++++ INPUT ROWS
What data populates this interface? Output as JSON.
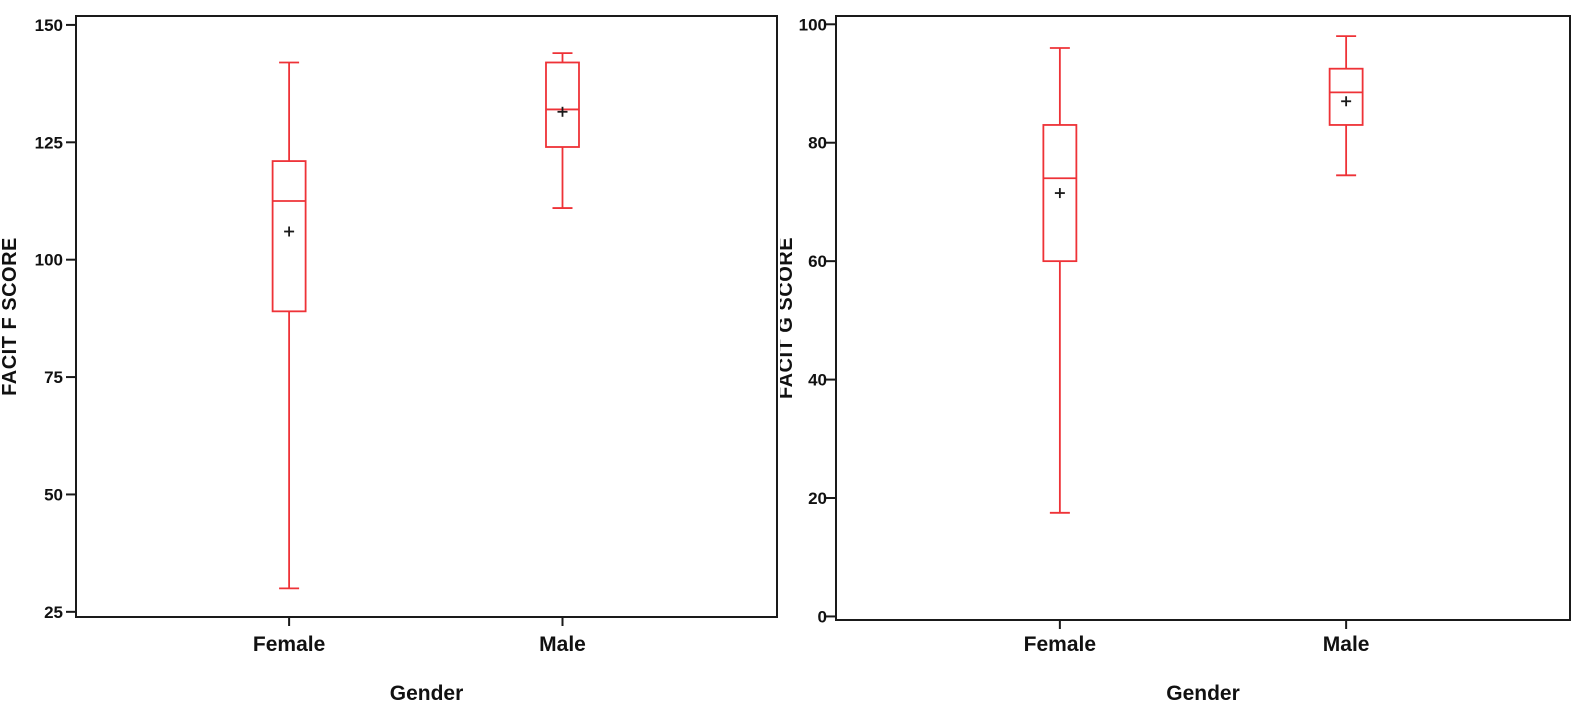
{
  "figure": {
    "background": "#ffffff",
    "box_color": "#ee3237",
    "axis_color": "#1a1a1a",
    "text_color": "#111111",
    "mean_marker": "plus"
  },
  "chart_data": [
    {
      "type": "boxplot",
      "title": "",
      "xlabel": "Gender",
      "ylabel": "FACIT F SCORE",
      "categories": [
        "Female",
        "Male"
      ],
      "yticks": [
        25,
        50,
        75,
        100,
        125,
        150
      ],
      "ylim": [
        23.9,
        151.9
      ],
      "grid": false,
      "legend": false,
      "series": [
        {
          "category": "Female",
          "min": 30,
          "q1": 89,
          "median": 112.5,
          "q3": 121,
          "max": 142,
          "mean": 106
        },
        {
          "category": "Male",
          "min": 111,
          "q1": 124,
          "median": 132,
          "q3": 142,
          "max": 144,
          "mean": 131.5
        }
      ]
    },
    {
      "type": "boxplot",
      "title": "",
      "xlabel": "Gender",
      "ylabel": "FACIT G SCORE",
      "categories": [
        "Female",
        "Male"
      ],
      "yticks": [
        0,
        20,
        40,
        60,
        80,
        100
      ],
      "ylim": [
        -0.6,
        101.4
      ],
      "grid": false,
      "legend": false,
      "series": [
        {
          "category": "Female",
          "min": 17.5,
          "q1": 60,
          "median": 74,
          "q3": 83,
          "max": 96,
          "mean": 71.5
        },
        {
          "category": "Male",
          "min": 74.5,
          "q1": 83,
          "median": 88.5,
          "q3": 92.5,
          "max": 98,
          "mean": 87
        }
      ]
    }
  ]
}
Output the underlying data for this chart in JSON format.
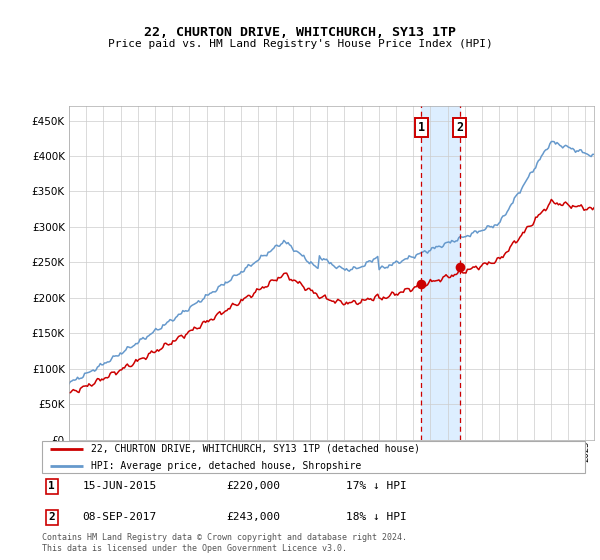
{
  "title": "22, CHURTON DRIVE, WHITCHURCH, SY13 1TP",
  "subtitle": "Price paid vs. HM Land Registry's House Price Index (HPI)",
  "sale1_date": "15-JUN-2015",
  "sale1_price": 220000,
  "sale1_pct": "17%",
  "sale1_year": 2015.46,
  "sale2_date": "08-SEP-2017",
  "sale2_price": 243000,
  "sale2_pct": "18%",
  "sale2_year": 2017.69,
  "legend_label_red": "22, CHURTON DRIVE, WHITCHURCH, SY13 1TP (detached house)",
  "legend_label_blue": "HPI: Average price, detached house, Shropshire",
  "footer": "Contains HM Land Registry data © Crown copyright and database right 2024.\nThis data is licensed under the Open Government Licence v3.0.",
  "red_color": "#cc0000",
  "blue_color": "#6699cc",
  "highlight_color": "#ddeeff",
  "ylim": [
    0,
    470000
  ],
  "yticks": [
    0,
    50000,
    100000,
    150000,
    200000,
    250000,
    300000,
    350000,
    400000,
    450000
  ],
  "xlim_start": 1995.0,
  "xlim_end": 2025.5
}
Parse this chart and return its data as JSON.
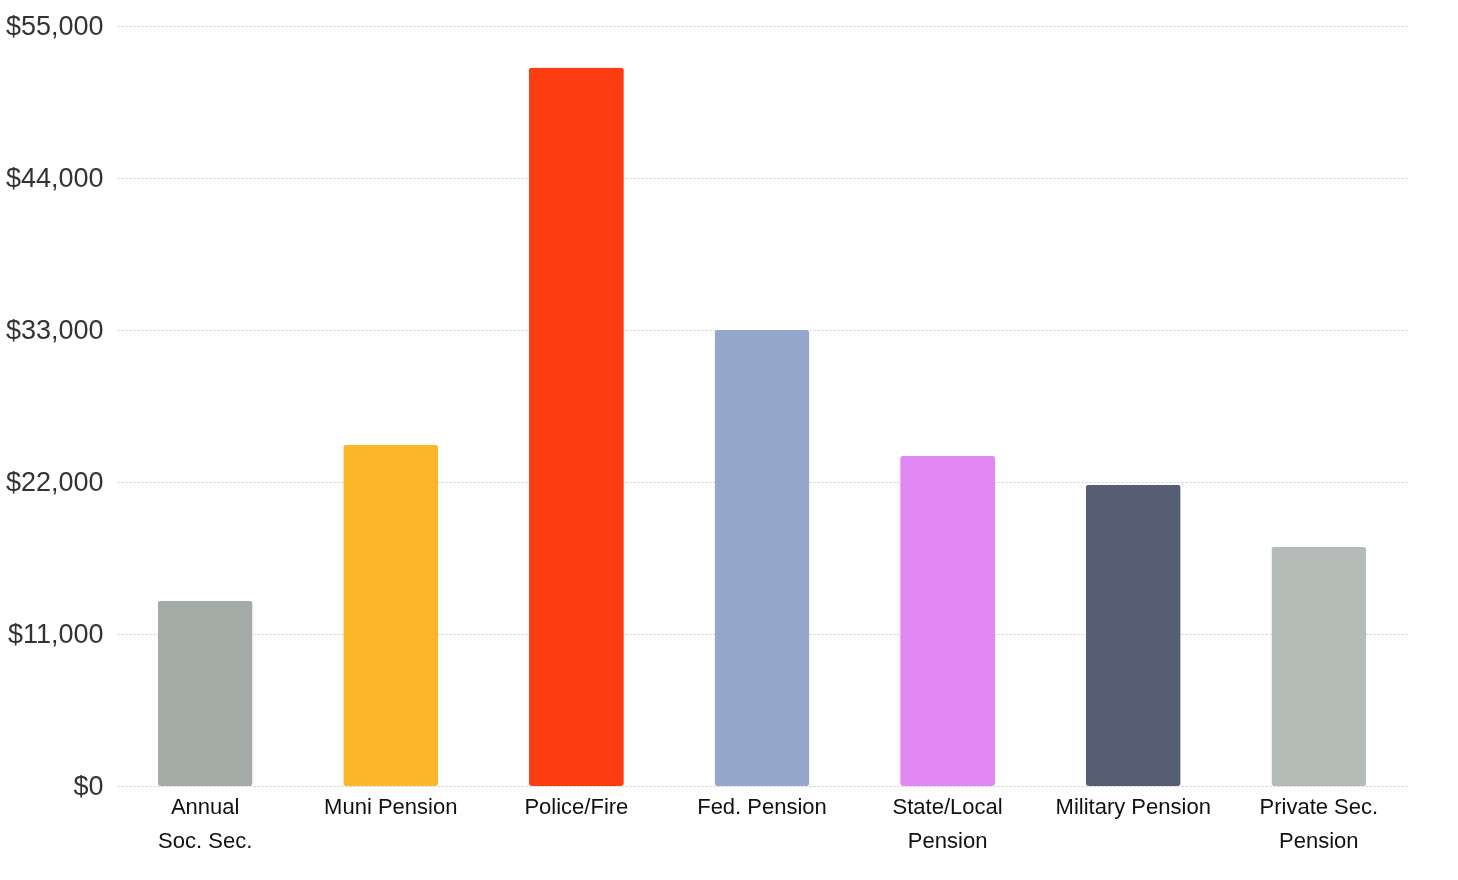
{
  "chart_data": {
    "type": "bar",
    "categories": [
      "Annual\nSoc. Sec.",
      "Muni Pension",
      "Police/Fire",
      "Fed. Pension",
      "State/Local\nPension",
      "Military Pension",
      "Private Sec.\nPension"
    ],
    "values": [
      13400,
      24700,
      52000,
      33000,
      23900,
      21800,
      17300
    ],
    "colors": [
      "#a4aaa6",
      "#fdb52a",
      "#fc3d12",
      "#95a8cc",
      "#e188f5",
      "#565e74",
      "#b5bbb7"
    ],
    "ylim": [
      0,
      55000
    ],
    "yticks": [
      {
        "value": 0,
        "label": "$0"
      },
      {
        "value": 11000,
        "label": "$11,000"
      },
      {
        "value": 22000,
        "label": "$22,000"
      },
      {
        "value": 33000,
        "label": "$33,000"
      },
      {
        "value": 44000,
        "label": "$44,000"
      },
      {
        "value": 55000,
        "label": "$55,000"
      }
    ],
    "grid": "y",
    "legend": false
  }
}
++++++++
__WRITTEN INSTRUCTION__
Quote all of the entries word for word, omitting any pictures.

__EXPECTED OUTPUT__
What data populates this interface? Output as JSON.
{
  "figure": {
    "background": "#ffffff",
    "box_color": "#ee3237",
    "axis_color": "#1a1a1a",
    "text_color": "#111111",
    "mean_marker": "plus"
  },
  "chart_data": [
    {
      "type": "boxplot",
      "title": "",
      "xlabel": "Gender",
      "ylabel": "FACIT F SCORE",
      "categories": [
        "Female",
        "Male"
      ],
      "yticks": [
        25,
        50,
        75,
        100,
        125,
        150
      ],
      "ylim": [
        23.9,
        151.9
      ],
      "grid": false,
      "legend": false,
      "series": [
        {
          "category": "Female",
          "min": 30,
          "q1": 89,
          "median": 112.5,
          "q3": 121,
          "max": 142,
          "mean": 106
        },
        {
          "category": "Male",
          "min": 111,
          "q1": 124,
          "median": 132,
          "q3": 142,
          "max": 144,
          "mean": 131.5
        }
      ]
    },
    {
      "type": "boxplot",
      "title": "",
      "xlabel": "Gender",
      "ylabel": "FACIT G SCORE",
      "categories": [
        "Female",
        "Male"
      ],
      "yticks": [
        0,
        20,
        40,
        60,
        80,
        100
      ],
      "ylim": [
        -0.6,
        101.4
      ],
      "grid": false,
      "legend": false,
      "series": [
        {
          "category": "Female",
          "min": 17.5,
          "q1": 60,
          "median": 74,
          "q3": 83,
          "max": 96,
          "mean": 71.5
        },
        {
          "category": "Male",
          "min": 74.5,
          "q1": 83,
          "median": 88.5,
          "q3": 92.5,
          "max": 98,
          "mean": 87
        }
      ]
    }
  ]
}
Output the underlying data for this chart in JSON format.
{
  "title": "22, CHURTON DRIVE, WHITCHURCH, SY13 1TP",
  "subtitle": "Price paid vs. HM Land Registry's House Price Index (HPI)",
  "sale1_date": "15-JUN-2015",
  "sale1_price": 220000,
  "sale1_pct": "17%",
  "sale1_year": 2015.46,
  "sale2_date": "08-SEP-2017",
  "sale2_price": 243000,
  "sale2_pct": "18%",
  "sale2_year": 2017.69,
  "legend_label_red": "22, CHURTON DRIVE, WHITCHURCH, SY13 1TP (detached house)",
  "legend_label_blue": "HPI: Average price, detached house, Shropshire",
  "footer": "Contains HM Land Registry data © Crown copyright and database right 2024.\nThis data is licensed under the Open Government Licence v3.0.",
  "red_color": "#cc0000",
  "blue_color": "#6699cc",
  "highlight_color": "#ddeeff",
  "ylim": [
    0,
    470000
  ],
  "yticks": [
    0,
    50000,
    100000,
    150000,
    200000,
    250000,
    300000,
    350000,
    400000,
    450000
  ],
  "xlim_start": 1995.0,
  "xlim_end": 2025.5
}
Parse this chart and return its data as JSON.
{
  "chart_data": {
    "type": "bar",
    "categories": [
      "Annual\nSoc. Sec.",
      "Muni Pension",
      "Police/Fire",
      "Fed. Pension",
      "State/Local\nPension",
      "Military Pension",
      "Private Sec.\nPension"
    ],
    "values": [
      13400,
      24700,
      52000,
      33000,
      23900,
      21800,
      17300
    ],
    "colors": [
      "#a4aaa6",
      "#fdb52a",
      "#fc3d12",
      "#95a8cc",
      "#e188f5",
      "#565e74",
      "#b5bbb7"
    ],
    "ylim": [
      0,
      55000
    ],
    "yticks": [
      {
        "value": 0,
        "label": "$0"
      },
      {
        "value": 11000,
        "label": "$11,000"
      },
      {
        "value": 22000,
        "label": "$22,000"
      },
      {
        "value": 33000,
        "label": "$33,000"
      },
      {
        "value": 44000,
        "label": "$44,000"
      },
      {
        "value": 55000,
        "label": "$55,000"
      }
    ],
    "grid": "y",
    "legend": false
  }
}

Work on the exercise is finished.